**To do:**
Check each line of the material below for "JSON". Report how many have it, with no other words.
-- START Dataset entries --
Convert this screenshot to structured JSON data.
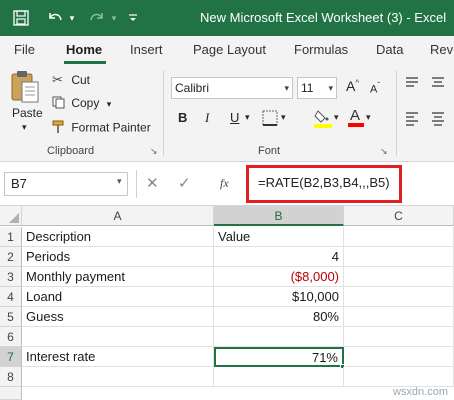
{
  "window": {
    "title": "New Microsoft Excel Worksheet (3)  -  Excel"
  },
  "tabs": [
    "File",
    "Home",
    "Insert",
    "Page Layout",
    "Formulas",
    "Data",
    "Review"
  ],
  "active_tab": "Home",
  "ribbon": {
    "clipboard": {
      "paste": "Paste",
      "cut": "Cut",
      "copy": "Copy",
      "format_painter": "Format Painter",
      "group_label": "Clipboard"
    },
    "font": {
      "font_name": "Calibri",
      "font_size": "11",
      "bold": "B",
      "italic": "I",
      "underline": "U",
      "group_label": "Font",
      "fill_color": "#ffff00",
      "font_color": "#ff0000"
    }
  },
  "formula_bar": {
    "name_box": "B7",
    "fx": "fx",
    "formula": "=RATE(B2,B3,B4,,,B5)"
  },
  "grid": {
    "columns": [
      "A",
      "B",
      "C"
    ],
    "rows": [
      {
        "num": "1",
        "a": "Description",
        "b": "Value"
      },
      {
        "num": "2",
        "a": "Periods",
        "b": "4"
      },
      {
        "num": "3",
        "a": "Monthly payment",
        "b": "($8,000)"
      },
      {
        "num": "4",
        "a": "Loand",
        "b": "$10,000"
      },
      {
        "num": "5",
        "a": "Guess",
        "b": "80%"
      },
      {
        "num": "6",
        "a": "",
        "b": ""
      },
      {
        "num": "7",
        "a": "Interest rate",
        "b": "71%"
      },
      {
        "num": "8",
        "a": "",
        "b": ""
      }
    ]
  },
  "watermark": "wsxdn.com",
  "colors": {
    "accent": "#217346",
    "highlight_box": "#e02020",
    "negative": "#c00000"
  }
}
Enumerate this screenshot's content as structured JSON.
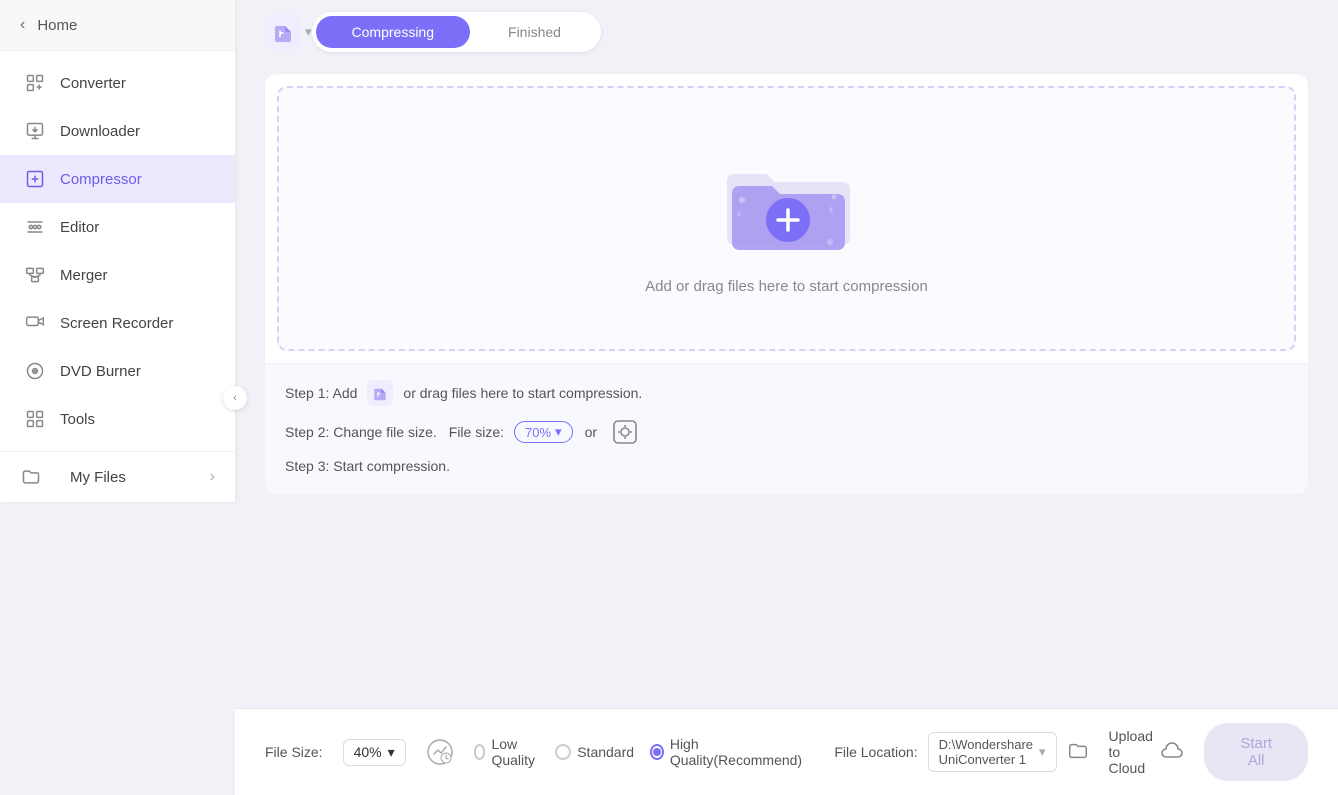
{
  "sidebar": {
    "home_label": "Home",
    "collapse_label": "◀",
    "items": [
      {
        "id": "converter",
        "label": "Converter",
        "icon": "converter-icon"
      },
      {
        "id": "downloader",
        "label": "Downloader",
        "icon": "downloader-icon"
      },
      {
        "id": "compressor",
        "label": "Compressor",
        "icon": "compressor-icon",
        "active": true
      },
      {
        "id": "editor",
        "label": "Editor",
        "icon": "editor-icon"
      },
      {
        "id": "merger",
        "label": "Merger",
        "icon": "merger-icon"
      },
      {
        "id": "screen-recorder",
        "label": "Screen Recorder",
        "icon": "recorder-icon"
      },
      {
        "id": "dvd-burner",
        "label": "DVD Burner",
        "icon": "dvd-icon"
      },
      {
        "id": "tools",
        "label": "Tools",
        "icon": "tools-icon"
      }
    ],
    "footer": {
      "label": "My Files",
      "arrow": "›"
    }
  },
  "header": {
    "logo_dropdown": "▾"
  },
  "tabs": {
    "compressing": "Compressing",
    "finished": "Finished"
  },
  "dropzone": {
    "text": "Add or drag files here to start compression"
  },
  "steps": {
    "step1_prefix": "Step 1: Add",
    "step1_suffix": "or drag files here to start compression.",
    "step2_prefix": "Step 2: Change file size.",
    "step2_file_size_label": "File size:",
    "step2_file_size_value": "70%",
    "step2_or": "or",
    "step3": "Step 3: Start compression."
  },
  "bottom": {
    "file_size_label": "File Size:",
    "file_size_value": "40%",
    "quality_options": [
      {
        "id": "low",
        "label": "Low Quality",
        "checked": false
      },
      {
        "id": "standard",
        "label": "Standard",
        "checked": false
      },
      {
        "id": "high",
        "label": "High Quality(Recommend)",
        "checked": true
      }
    ],
    "file_location_label": "File Location:",
    "file_location_path": "D:\\Wondershare UniConverter 1",
    "upload_to_cloud": "Upload to Cloud",
    "start_all": "Start All"
  },
  "colors": {
    "accent": "#7c6ff7",
    "active_bg": "#ece9ff",
    "active_text": "#6c5ce7"
  }
}
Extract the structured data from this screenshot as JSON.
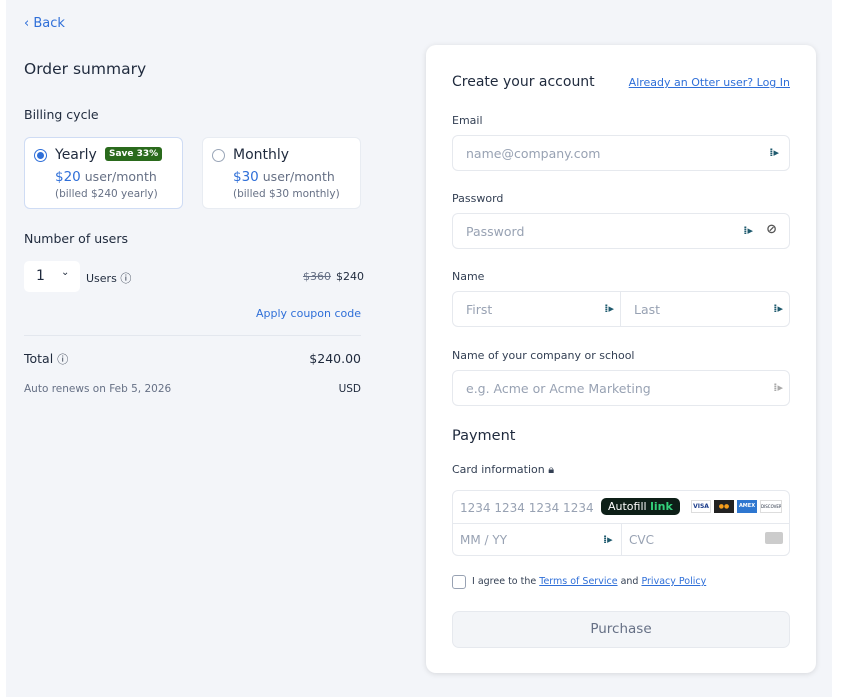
{
  "back": "Back",
  "summary": {
    "title": "Order summary",
    "billing_label": "Billing cycle",
    "yearly": {
      "name": "Yearly",
      "badge": "Save 33%",
      "price": "$20",
      "unit": " user/month",
      "billed": "(billed $240 yearly)",
      "selected": true
    },
    "monthly": {
      "name": "Monthly",
      "price": "$30",
      "unit": " user/month",
      "billed": "(billed $30 monthly)",
      "selected": false
    },
    "users_label": "Number of users",
    "users_value": "1",
    "users_text": "Users",
    "old_price": "$360",
    "price": "$240",
    "coupon": "Apply coupon code",
    "total_label": "Total",
    "total": "$240.00",
    "renews": "Auto renews on Feb 5, 2026",
    "currency": "USD"
  },
  "account": {
    "title": "Create your account",
    "login": "Already an Otter user? Log In",
    "email_label": "Email",
    "email_ph": "name@company.com",
    "password_label": "Password",
    "password_ph": "Password",
    "name_label": "Name",
    "first_ph": "First",
    "last_ph": "Last",
    "company_label": "Name of your company or school",
    "company_ph": "e.g. Acme or Acme Marketing"
  },
  "payment": {
    "title": "Payment",
    "card_label": "Card information",
    "card_ph": "1234 1234 1234 1234",
    "autofill": "Autofill",
    "link": "link",
    "brands": [
      "VISA",
      "MC",
      "AMEX",
      "DISCOVER"
    ],
    "exp_ph": "MM / YY",
    "cvc_ph": "CVC",
    "agree_pre": "I agree to the ",
    "tos": "Terms of Service",
    "and": " and ",
    "privacy": "Privacy Policy",
    "purchase": "Purchase"
  }
}
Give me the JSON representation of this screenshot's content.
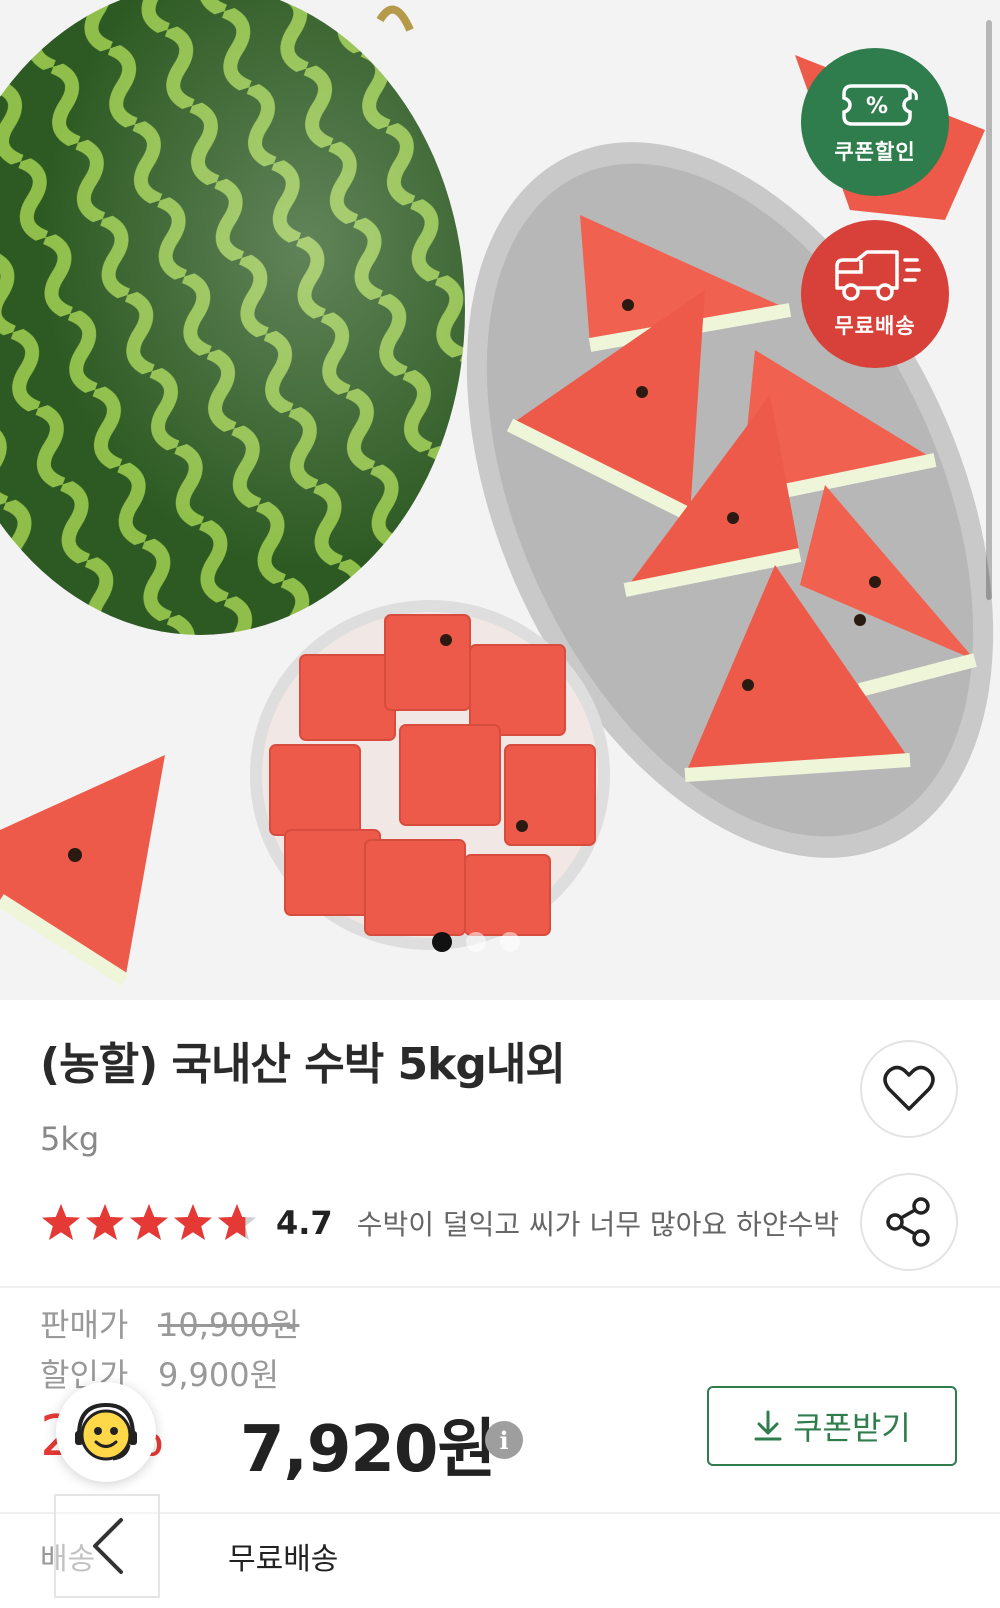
{
  "hero": {
    "badges": [
      {
        "label": "쿠폰할인",
        "icon": "percent-ticket-icon",
        "color": "#2f7d4c"
      },
      {
        "label": "무료배송",
        "icon": "delivery-truck-icon",
        "color": "#d8413a"
      }
    ],
    "carousel": {
      "active_index": 0,
      "count": 3
    }
  },
  "product": {
    "title": "(농할) 국내산 수박 5kg내외",
    "option": "5kg",
    "rating": {
      "value": "4.7",
      "stars": 4.7,
      "max": 5,
      "review_snippet": "수박이 덜익고 씨가 너무 많아요 하얀수박"
    }
  },
  "actions": {
    "like_icon": "heart-icon",
    "share_icon": "share-icon"
  },
  "pricing": {
    "sale_label": "판매가",
    "sale_price": "10,900원",
    "discount_label": "할인가",
    "discount_price": "9,900원",
    "discount_rate": "27%",
    "final_price": "7,920원",
    "info_glyph": "i",
    "coupon_button": "쿠폰받기"
  },
  "delivery": {
    "label": "배송",
    "value": "무료배송"
  },
  "colors": {
    "brand_green": "#2f7d4c",
    "sale_red": "#e53935",
    "shipping_red": "#d8413a",
    "star_red": "#e53935"
  }
}
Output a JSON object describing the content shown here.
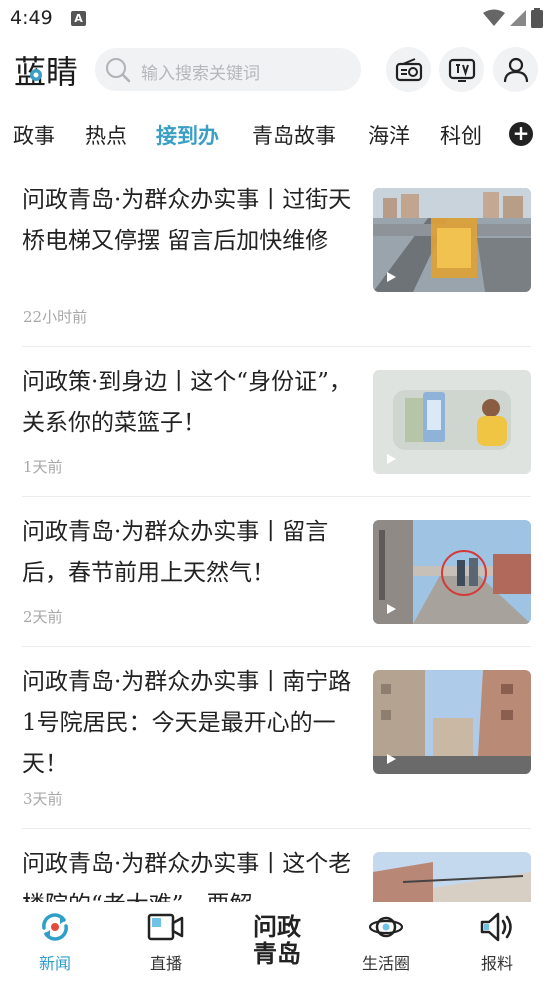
{
  "status_bar": {
    "time": "4:49",
    "notification_badge": "A"
  },
  "header": {
    "logo_text": "蓝睛",
    "search_placeholder": "输入搜索关键词",
    "icons": [
      "radio-icon",
      "tv-icon",
      "user-icon"
    ]
  },
  "tabs": [
    {
      "label": "政事",
      "active": false
    },
    {
      "label": "热点",
      "active": false
    },
    {
      "label": "接到办",
      "active": true
    },
    {
      "label": "青岛故事",
      "active": false
    },
    {
      "label": "海洋",
      "active": false
    },
    {
      "label": "科创",
      "active": false
    }
  ],
  "news": [
    {
      "title": "问政青岛·为群众办实事丨过街天桥电梯又停摆 留言后加快维修",
      "time": "22小时前",
      "has_video": true
    },
    {
      "title": "问政策·到身边丨这个“身份证”，关系你的菜篮子！",
      "time": "1天前",
      "has_video": true
    },
    {
      "title": "问政青岛·为群众办实事丨留言后，春节前用上天然气！",
      "time": "2天前",
      "has_video": true
    },
    {
      "title": "问政青岛·为群众办实事丨南宁路1号院居民：今天是最开心的一天！",
      "time": "3天前",
      "has_video": true
    },
    {
      "title": "问政青岛·为群众办实事丨这个老楼院的“老大难”，要解",
      "time": "",
      "has_video": false
    }
  ],
  "bottom_nav": {
    "items": [
      {
        "label": "新闻",
        "icon": "refresh-news-icon",
        "active": true
      },
      {
        "label": "直播",
        "icon": "video-camera-icon",
        "active": false
      },
      {
        "label": "生活圈",
        "icon": "planet-icon",
        "active": false
      },
      {
        "label": "报料",
        "icon": "speaker-icon",
        "active": false
      }
    ],
    "center": {
      "line1": "问政",
      "line2": "青岛"
    }
  },
  "colors": {
    "accent": "#3a9fc4",
    "text": "#222222",
    "meta": "#a8a8a8",
    "search_bg": "#f1f2f4"
  }
}
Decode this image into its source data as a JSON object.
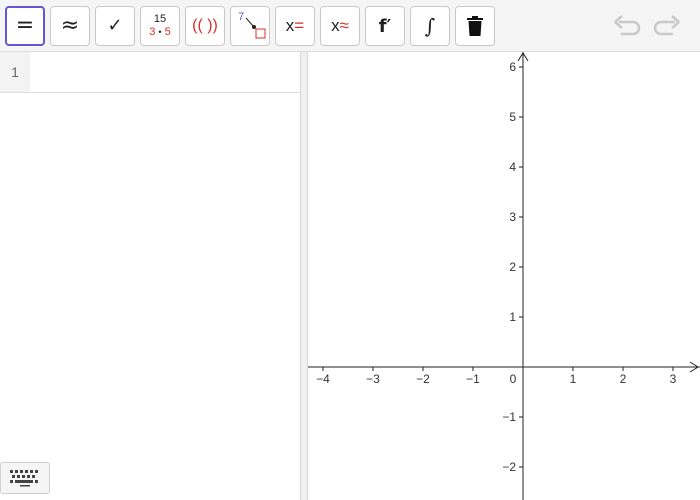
{
  "toolbar": {
    "buttons": [
      {
        "name": "exact-button",
        "symbol": "="
      },
      {
        "name": "numeric-button",
        "symbol": "≈"
      },
      {
        "name": "check-button",
        "symbol": "✓"
      },
      {
        "name": "factor-button",
        "top": "15",
        "bottom_a": "3",
        "bottom_dot": "•",
        "bottom_b": "5"
      },
      {
        "name": "expand-button",
        "symbol": "(( ))"
      },
      {
        "name": "substitute-button",
        "num": "7"
      },
      {
        "name": "solve-button",
        "x": "x",
        "rel": "="
      },
      {
        "name": "nsolve-button",
        "x": "x",
        "rel": "≈"
      },
      {
        "name": "derivative-button",
        "symbol": "f′"
      },
      {
        "name": "integral-button",
        "symbol": "∫"
      },
      {
        "name": "delete-button"
      }
    ]
  },
  "algebra": {
    "rows": [
      {
        "number": "1",
        "value": ""
      }
    ]
  },
  "graphics": {
    "x_ticks": [
      "−4",
      "−3",
      "−2",
      "−1",
      "0",
      "1",
      "2",
      "3"
    ],
    "y_ticks": [
      "6",
      "5",
      "4",
      "3",
      "2",
      "1",
      "−1",
      "−2"
    ]
  },
  "colors": {
    "accent": "#6557d2",
    "red": "#d32f2f"
  }
}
-- END Dataset entries --
**Task solution:**
6